* BEGIN *

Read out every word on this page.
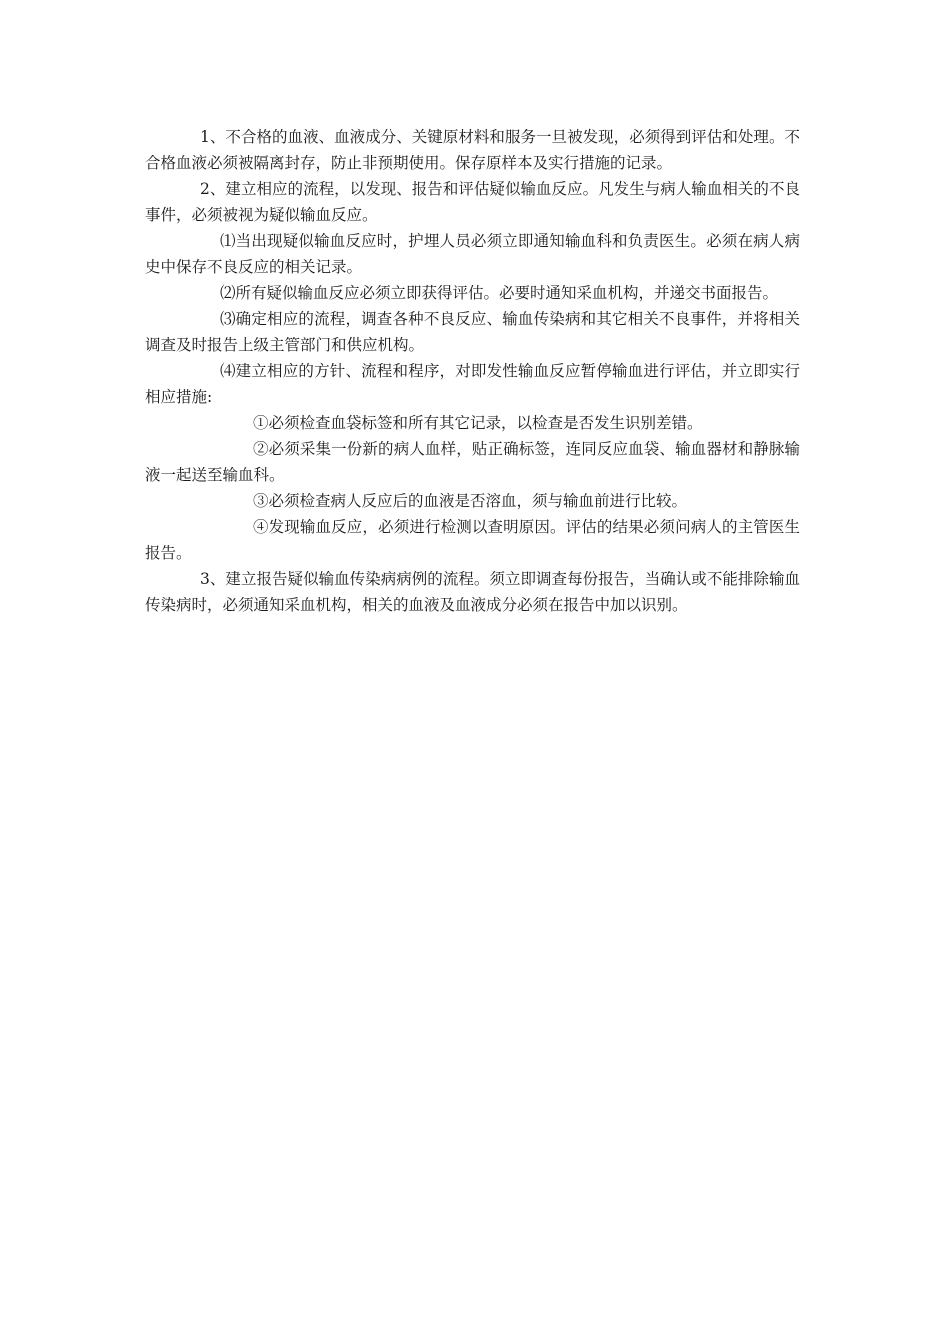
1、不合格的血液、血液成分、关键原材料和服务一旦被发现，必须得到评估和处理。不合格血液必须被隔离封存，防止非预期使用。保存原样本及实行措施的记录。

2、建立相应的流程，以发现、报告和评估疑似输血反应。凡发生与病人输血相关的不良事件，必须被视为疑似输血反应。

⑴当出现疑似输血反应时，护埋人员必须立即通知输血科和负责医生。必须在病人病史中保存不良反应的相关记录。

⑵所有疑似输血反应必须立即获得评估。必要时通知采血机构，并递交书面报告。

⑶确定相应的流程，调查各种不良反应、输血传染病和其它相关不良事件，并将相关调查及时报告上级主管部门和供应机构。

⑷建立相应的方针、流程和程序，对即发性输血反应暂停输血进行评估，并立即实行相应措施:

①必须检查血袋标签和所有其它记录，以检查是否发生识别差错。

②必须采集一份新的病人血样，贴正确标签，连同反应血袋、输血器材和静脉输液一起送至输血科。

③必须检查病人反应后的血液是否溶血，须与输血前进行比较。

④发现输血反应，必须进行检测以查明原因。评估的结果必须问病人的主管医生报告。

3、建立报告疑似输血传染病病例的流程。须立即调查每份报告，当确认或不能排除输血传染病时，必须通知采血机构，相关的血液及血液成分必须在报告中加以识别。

* END *

TASK PROMPT: Take the listing above and print it exactly, apart from the pictures.

FINISHED TASK:
Read out every word on this page.
1、不合格的血液、血液成分、关键原材料和服务一旦被发现，必须得到评估和处理。不合格血液必须被隔离封存，防止非预期使用。保存原样本及实行措施的记录。

2、建立相应的流程，以发现、报告和评估疑似输血反应。凡发生与病人输血相关的不良事件，必须被视为疑似输血反应。

⑴当出现疑似输血反应时，护埋人员必须立即通知输血科和负责医生。必须在病人病史中保存不良反应的相关记录。

⑵所有疑似输血反应必须立即获得评估。必要时通知采血机构，并递交书面报告。

⑶确定相应的流程，调查各种不良反应、输血传染病和其它相关不良事件，并将相关调查及时报告上级主管部门和供应机构。

⑷建立相应的方针、流程和程序，对即发性输血反应暂停输血进行评估，并立即实行相应措施:

①必须检查血袋标签和所有其它记录，以检查是否发生识别差错。

②必须采集一份新的病人血样，贴正确标签，连同反应血袋、输血器材和静脉输液一起送至输血科。

③必须检查病人反应后的血液是否溶血，须与输血前进行比较。

④发现输血反应，必须进行检测以查明原因。评估的结果必须问病人的主管医生报告。

3、建立报告疑似输血传染病病例的流程。须立即调查每份报告，当确认或不能排除输血传染病时，必须通知采血机构，相关的血液及血液成分必须在报告中加以识别。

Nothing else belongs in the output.